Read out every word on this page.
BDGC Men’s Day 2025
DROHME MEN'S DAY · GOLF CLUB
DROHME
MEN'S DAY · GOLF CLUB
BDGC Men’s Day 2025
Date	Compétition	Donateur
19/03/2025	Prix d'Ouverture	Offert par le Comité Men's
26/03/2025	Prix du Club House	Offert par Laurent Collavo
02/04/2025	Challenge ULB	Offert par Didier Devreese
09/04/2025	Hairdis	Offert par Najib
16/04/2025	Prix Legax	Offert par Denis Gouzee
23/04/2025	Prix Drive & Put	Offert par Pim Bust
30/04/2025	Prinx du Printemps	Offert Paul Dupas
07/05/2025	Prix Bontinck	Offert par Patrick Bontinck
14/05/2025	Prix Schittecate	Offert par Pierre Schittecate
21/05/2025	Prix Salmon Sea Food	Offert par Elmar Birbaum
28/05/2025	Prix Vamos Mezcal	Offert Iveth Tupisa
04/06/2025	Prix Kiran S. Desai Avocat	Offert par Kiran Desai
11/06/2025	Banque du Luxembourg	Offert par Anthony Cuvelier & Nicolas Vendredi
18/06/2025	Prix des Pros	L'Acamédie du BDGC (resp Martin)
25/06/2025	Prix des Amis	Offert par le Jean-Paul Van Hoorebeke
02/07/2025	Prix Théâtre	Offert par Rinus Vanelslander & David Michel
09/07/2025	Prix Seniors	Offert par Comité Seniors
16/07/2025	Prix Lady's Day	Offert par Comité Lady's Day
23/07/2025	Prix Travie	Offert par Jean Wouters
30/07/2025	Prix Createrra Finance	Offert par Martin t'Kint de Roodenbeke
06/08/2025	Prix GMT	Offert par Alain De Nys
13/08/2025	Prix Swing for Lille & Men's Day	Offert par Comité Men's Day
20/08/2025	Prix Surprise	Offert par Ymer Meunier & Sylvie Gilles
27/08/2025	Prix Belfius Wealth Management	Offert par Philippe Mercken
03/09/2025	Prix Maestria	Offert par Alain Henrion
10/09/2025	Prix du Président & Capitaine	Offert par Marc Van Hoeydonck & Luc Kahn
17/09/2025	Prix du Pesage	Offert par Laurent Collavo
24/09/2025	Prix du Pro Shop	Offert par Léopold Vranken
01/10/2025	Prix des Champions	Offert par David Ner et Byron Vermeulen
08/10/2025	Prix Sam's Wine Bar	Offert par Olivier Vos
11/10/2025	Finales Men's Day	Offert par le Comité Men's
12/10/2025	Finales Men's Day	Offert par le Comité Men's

Set task. Pick out the lines that contain "Finales" and copy them.

Solution.
11/10/2025	Finales Men's Day	Offert par le Comité Men's
12/10/2025	Finales Men's Day	Offert par le Comité Men's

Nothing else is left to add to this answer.